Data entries

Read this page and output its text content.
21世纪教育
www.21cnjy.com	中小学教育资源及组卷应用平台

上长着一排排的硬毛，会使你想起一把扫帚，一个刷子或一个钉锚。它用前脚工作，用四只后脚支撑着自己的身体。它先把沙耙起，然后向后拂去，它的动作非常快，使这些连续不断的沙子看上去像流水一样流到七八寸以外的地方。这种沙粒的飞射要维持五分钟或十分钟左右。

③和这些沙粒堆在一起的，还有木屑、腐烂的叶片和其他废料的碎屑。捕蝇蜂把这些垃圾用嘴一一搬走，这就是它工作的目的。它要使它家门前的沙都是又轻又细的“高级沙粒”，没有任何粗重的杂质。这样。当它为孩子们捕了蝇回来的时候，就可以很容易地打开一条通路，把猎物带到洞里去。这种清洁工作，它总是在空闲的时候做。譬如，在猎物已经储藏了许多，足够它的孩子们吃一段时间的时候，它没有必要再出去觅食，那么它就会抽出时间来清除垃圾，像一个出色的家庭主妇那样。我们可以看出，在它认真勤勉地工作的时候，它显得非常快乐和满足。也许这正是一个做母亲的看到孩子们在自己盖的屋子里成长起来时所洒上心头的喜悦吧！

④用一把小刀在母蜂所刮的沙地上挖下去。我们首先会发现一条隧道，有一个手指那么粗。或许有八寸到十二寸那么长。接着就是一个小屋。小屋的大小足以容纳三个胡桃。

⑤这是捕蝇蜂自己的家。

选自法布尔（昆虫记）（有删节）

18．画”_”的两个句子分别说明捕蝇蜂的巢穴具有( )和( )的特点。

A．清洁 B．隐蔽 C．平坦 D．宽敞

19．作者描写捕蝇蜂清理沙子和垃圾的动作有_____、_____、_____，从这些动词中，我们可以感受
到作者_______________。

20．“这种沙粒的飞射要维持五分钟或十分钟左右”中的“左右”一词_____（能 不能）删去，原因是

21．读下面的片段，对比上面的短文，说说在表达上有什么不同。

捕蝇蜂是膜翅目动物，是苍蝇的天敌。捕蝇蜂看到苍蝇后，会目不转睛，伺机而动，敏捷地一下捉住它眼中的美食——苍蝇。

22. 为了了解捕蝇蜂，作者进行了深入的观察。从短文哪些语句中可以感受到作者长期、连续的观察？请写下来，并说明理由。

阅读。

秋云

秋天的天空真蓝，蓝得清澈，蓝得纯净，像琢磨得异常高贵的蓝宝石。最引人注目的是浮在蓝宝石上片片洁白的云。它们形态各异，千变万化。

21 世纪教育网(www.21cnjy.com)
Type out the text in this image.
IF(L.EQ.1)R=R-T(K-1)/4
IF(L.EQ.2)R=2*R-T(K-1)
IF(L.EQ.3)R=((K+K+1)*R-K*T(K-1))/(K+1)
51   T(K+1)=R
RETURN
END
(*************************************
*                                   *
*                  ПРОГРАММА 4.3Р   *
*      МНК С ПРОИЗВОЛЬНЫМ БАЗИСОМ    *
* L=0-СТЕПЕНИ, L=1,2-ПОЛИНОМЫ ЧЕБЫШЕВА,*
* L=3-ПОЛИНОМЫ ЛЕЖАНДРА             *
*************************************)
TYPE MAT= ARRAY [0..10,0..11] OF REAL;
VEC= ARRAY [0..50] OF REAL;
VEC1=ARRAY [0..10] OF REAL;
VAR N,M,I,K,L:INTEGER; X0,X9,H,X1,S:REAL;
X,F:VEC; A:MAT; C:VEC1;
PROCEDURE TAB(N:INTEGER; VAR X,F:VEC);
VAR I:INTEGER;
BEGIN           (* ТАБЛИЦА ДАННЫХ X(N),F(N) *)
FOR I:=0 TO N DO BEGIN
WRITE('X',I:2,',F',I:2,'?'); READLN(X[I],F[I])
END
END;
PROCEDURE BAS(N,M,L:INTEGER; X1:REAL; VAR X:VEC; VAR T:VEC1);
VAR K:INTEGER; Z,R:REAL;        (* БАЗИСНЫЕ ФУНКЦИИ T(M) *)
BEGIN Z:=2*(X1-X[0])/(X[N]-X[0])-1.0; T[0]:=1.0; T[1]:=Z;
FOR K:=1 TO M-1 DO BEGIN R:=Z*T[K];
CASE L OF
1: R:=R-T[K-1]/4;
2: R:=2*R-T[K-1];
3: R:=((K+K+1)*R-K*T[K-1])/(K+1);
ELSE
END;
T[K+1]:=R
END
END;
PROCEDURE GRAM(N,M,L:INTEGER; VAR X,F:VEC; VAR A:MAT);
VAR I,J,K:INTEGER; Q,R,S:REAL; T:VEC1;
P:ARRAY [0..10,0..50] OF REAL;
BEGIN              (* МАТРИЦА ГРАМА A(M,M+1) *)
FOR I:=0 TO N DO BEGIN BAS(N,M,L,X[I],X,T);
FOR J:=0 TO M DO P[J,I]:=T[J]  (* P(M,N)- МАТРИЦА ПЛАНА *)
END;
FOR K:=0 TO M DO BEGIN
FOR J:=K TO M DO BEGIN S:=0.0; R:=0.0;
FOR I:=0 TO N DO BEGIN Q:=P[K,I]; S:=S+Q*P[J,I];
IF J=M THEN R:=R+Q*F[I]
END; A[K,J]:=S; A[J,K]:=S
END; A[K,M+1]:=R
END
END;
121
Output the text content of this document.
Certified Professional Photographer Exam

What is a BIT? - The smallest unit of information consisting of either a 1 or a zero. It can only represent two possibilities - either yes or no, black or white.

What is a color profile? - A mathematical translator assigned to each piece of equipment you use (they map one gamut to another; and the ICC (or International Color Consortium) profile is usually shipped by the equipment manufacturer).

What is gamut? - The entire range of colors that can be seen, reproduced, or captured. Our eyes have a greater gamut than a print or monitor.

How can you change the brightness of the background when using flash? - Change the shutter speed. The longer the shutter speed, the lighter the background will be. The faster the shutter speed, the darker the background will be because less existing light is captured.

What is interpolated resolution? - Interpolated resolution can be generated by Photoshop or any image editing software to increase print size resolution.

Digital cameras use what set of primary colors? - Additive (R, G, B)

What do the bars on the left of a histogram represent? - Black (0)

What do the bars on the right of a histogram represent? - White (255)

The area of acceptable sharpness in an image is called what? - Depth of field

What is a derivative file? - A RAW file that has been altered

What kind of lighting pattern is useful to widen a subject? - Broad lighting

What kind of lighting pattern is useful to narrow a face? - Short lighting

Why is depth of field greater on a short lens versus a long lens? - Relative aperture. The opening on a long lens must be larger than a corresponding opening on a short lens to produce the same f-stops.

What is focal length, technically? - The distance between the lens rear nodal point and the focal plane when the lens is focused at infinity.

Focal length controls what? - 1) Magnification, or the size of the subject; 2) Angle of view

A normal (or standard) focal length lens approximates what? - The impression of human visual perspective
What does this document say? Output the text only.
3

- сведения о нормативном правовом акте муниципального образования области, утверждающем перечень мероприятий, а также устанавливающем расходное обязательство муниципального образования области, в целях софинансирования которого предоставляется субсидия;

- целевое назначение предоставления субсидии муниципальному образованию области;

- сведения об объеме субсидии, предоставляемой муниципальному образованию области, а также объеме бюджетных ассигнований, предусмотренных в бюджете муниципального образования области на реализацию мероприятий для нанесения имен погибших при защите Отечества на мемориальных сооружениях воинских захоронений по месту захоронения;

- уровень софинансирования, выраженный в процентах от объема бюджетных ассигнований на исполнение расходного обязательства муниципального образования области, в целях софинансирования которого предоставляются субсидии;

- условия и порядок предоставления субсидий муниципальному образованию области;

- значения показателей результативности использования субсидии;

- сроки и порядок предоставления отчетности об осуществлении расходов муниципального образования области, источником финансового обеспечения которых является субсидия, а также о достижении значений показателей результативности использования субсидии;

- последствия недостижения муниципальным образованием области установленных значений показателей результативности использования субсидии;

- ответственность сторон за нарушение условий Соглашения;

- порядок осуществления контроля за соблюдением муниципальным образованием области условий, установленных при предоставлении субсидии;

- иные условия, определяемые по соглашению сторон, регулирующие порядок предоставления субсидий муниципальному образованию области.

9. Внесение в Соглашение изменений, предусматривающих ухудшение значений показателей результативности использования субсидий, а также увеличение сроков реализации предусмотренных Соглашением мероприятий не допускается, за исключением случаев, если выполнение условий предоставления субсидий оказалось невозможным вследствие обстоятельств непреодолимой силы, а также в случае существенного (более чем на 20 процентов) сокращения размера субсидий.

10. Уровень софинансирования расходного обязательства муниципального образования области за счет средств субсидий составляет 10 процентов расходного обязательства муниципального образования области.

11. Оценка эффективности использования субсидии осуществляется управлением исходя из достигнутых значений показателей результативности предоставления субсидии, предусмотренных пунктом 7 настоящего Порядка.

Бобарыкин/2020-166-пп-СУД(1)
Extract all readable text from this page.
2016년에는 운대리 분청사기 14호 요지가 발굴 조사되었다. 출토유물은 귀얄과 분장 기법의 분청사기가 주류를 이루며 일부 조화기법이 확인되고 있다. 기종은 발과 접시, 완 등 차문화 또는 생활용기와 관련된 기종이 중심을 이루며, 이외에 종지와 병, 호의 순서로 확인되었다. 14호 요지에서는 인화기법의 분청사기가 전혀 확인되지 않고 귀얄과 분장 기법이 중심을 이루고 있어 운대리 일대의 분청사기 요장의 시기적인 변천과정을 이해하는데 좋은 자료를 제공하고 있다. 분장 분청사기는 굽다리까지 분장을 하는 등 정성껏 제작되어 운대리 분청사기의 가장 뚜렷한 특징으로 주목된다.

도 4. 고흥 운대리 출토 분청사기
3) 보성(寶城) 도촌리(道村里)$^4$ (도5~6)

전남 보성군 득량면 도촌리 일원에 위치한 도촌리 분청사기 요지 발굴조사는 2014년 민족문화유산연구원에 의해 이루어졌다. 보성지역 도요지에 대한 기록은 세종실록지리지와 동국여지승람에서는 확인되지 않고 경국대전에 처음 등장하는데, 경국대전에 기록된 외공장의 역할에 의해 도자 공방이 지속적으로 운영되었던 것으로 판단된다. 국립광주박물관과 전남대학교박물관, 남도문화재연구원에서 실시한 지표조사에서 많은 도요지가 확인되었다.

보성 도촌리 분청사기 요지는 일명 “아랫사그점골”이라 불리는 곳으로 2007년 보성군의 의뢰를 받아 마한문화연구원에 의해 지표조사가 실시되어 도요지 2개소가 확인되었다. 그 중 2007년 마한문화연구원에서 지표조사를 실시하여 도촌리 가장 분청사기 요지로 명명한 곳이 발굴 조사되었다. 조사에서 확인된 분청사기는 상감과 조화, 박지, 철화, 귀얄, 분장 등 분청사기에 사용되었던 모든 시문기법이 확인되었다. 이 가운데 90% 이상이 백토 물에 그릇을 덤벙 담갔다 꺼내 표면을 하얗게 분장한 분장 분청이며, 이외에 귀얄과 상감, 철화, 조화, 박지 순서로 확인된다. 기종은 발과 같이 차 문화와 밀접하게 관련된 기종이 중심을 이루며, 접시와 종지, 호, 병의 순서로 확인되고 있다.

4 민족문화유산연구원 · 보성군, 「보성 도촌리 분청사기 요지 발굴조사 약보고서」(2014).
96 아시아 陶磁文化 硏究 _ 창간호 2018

(PROBLEM DESCRIPTION):
Return, from the data, each line that has the word "образованию" in it.

(WRITTEN SOLUTION):
- целевое назначение предоставления субсидии муниципальному образованию области;
- сведения об объеме субсидии, предоставляемой муниципальному образованию области, а также объеме бюджетных ассигнований, предусмотренных в бюджете муниципального образования области на реализацию мероприятий для нанесения имен погибших при защите Отечества на мемориальных сооружениях воинских захоронений по месту захоронения;
- условия и порядок предоставления субсидий муниципальному образованию области;
- иные условия, определяемые по соглашению сторон, регулирующие порядок предоставления субсидий муниципальному образованию области.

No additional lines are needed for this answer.